* **WHAT IS BEING ASKED**
Write out the entries again exactly as they are given.
-- start DATASET RECORDS --
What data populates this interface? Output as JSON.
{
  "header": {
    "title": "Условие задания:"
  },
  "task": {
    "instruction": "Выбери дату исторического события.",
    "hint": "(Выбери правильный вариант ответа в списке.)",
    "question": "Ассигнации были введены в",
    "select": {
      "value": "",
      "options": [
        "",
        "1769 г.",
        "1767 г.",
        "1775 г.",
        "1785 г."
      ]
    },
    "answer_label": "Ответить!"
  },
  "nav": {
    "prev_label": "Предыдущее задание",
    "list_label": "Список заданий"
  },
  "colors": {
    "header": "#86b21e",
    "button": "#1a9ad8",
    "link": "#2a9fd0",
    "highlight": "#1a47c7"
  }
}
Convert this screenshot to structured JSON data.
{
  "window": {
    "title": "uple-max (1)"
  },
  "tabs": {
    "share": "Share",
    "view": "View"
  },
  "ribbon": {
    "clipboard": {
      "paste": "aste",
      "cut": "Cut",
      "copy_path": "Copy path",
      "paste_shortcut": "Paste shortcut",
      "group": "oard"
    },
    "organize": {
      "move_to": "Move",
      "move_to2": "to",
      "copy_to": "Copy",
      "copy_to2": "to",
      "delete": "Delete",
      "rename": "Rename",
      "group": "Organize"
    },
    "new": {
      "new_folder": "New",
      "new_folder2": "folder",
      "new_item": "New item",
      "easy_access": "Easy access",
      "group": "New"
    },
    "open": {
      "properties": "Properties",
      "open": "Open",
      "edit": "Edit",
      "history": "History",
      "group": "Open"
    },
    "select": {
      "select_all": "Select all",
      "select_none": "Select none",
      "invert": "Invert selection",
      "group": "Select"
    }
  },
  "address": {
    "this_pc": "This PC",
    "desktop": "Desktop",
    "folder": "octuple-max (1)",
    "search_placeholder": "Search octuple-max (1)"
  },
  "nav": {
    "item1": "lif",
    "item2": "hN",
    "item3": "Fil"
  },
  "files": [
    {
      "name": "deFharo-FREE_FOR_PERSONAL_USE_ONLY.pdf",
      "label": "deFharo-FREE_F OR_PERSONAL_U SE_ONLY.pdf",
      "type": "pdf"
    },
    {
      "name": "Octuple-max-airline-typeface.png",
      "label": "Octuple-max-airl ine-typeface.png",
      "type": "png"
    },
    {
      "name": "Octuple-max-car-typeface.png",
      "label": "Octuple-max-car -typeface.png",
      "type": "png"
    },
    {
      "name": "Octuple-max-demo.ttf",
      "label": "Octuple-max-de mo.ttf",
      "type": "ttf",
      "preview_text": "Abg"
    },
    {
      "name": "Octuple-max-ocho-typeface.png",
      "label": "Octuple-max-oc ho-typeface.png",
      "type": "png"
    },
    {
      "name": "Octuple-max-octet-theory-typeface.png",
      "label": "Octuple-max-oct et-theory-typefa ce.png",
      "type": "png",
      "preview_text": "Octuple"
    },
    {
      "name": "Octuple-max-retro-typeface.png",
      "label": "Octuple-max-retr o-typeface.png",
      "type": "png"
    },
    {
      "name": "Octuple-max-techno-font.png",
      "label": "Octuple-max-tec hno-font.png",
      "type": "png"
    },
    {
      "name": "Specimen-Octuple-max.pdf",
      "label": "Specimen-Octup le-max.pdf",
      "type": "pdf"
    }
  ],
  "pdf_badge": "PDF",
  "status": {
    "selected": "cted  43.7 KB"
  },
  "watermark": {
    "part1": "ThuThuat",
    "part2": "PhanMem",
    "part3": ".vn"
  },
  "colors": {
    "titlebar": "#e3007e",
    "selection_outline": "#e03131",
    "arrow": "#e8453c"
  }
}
-- end DATASET RECORDS --
* **RESPONSE TO THIS EXERCISE**
What data populates this interface? Output as JSON.
{
  "header": {
    "title": "Условие задания:"
  },
  "task": {
    "instruction": "Выбери дату исторического события.",
    "hint": "(Выбери правильный вариант ответа в списке.)",
    "question": "Ассигнации были введены в",
    "select": {
      "value": "",
      "options": [
        "",
        "1769 г.",
        "1767 г.",
        "1775 г.",
        "1785 г."
      ]
    },
    "answer_label": "Ответить!"
  },
  "nav": {
    "prev_label": "Предыдущее задание",
    "list_label": "Список заданий"
  },
  "colors": {
    "header": "#86b21e",
    "button": "#1a9ad8",
    "link": "#2a9fd0",
    "highlight": "#1a47c7"
  }
}
Convert this screenshot to structured JSON data.
{
  "window": {
    "title": "uple-max (1)"
  },
  "tabs": {
    "share": "Share",
    "view": "View"
  },
  "ribbon": {
    "clipboard": {
      "paste": "aste",
      "cut": "Cut",
      "copy_path": "Copy path",
      "paste_shortcut": "Paste shortcut",
      "group": "oard"
    },
    "organize": {
      "move_to": "Move",
      "move_to2": "to",
      "copy_to": "Copy",
      "copy_to2": "to",
      "delete": "Delete",
      "rename": "Rename",
      "group": "Organize"
    },
    "new": {
      "new_folder": "New",
      "new_folder2": "folder",
      "new_item": "New item",
      "easy_access": "Easy access",
      "group": "New"
    },
    "open": {
      "properties": "Properties",
      "open": "Open",
      "edit": "Edit",
      "history": "History",
      "group": "Open"
    },
    "select": {
      "select_all": "Select all",
      "select_none": "Select none",
      "invert": "Invert selection",
      "group": "Select"
    }
  },
  "address": {
    "this_pc": "This PC",
    "desktop": "Desktop",
    "folder": "octuple-max (1)",
    "search_placeholder": "Search octuple-max (1)"
  },
  "nav": {
    "item1": "lif",
    "item2": "hN",
    "item3": "Fil"
  },
  "files": [
    {
      "name": "deFharo-FREE_FOR_PERSONAL_USE_ONLY.pdf",
      "label": "deFharo-FREE_F OR_PERSONAL_U SE_ONLY.pdf",
      "type": "pdf"
    },
    {
      "name": "Octuple-max-airline-typeface.png",
      "label": "Octuple-max-airl ine-typeface.png",
      "type": "png"
    },
    {
      "name": "Octuple-max-car-typeface.png",
      "label": "Octuple-max-car -typeface.png",
      "type": "png"
    },
    {
      "name": "Octuple-max-demo.ttf",
      "label": "Octuple-max-de mo.ttf",
      "type": "ttf",
      "preview_text": "Abg"
    },
    {
      "name": "Octuple-max-ocho-typeface.png",
      "label": "Octuple-max-oc ho-typeface.png",
      "type": "png"
    },
    {
      "name": "Octuple-max-octet-theory-typeface.png",
      "label": "Octuple-max-oct et-theory-typefa ce.png",
      "type": "png",
      "preview_text": "Octuple"
    },
    {
      "name": "Octuple-max-retro-typeface.png",
      "label": "Octuple-max-retr o-typeface.png",
      "type": "png"
    },
    {
      "name": "Octuple-max-techno-font.png",
      "label": "Octuple-max-tec hno-font.png",
      "type": "png"
    },
    {
      "name": "Specimen-Octuple-max.pdf",
      "label": "Specimen-Octup le-max.pdf",
      "type": "pdf"
    }
  ],
  "pdf_badge": "PDF",
  "status": {
    "selected": "cted  43.7 KB"
  },
  "watermark": {
    "part1": "ThuThuat",
    "part2": "PhanMem",
    "part3": ".vn"
  },
  "colors": {
    "titlebar": "#e3007e",
    "selection_outline": "#e03131",
    "arrow": "#e8453c"
  }
}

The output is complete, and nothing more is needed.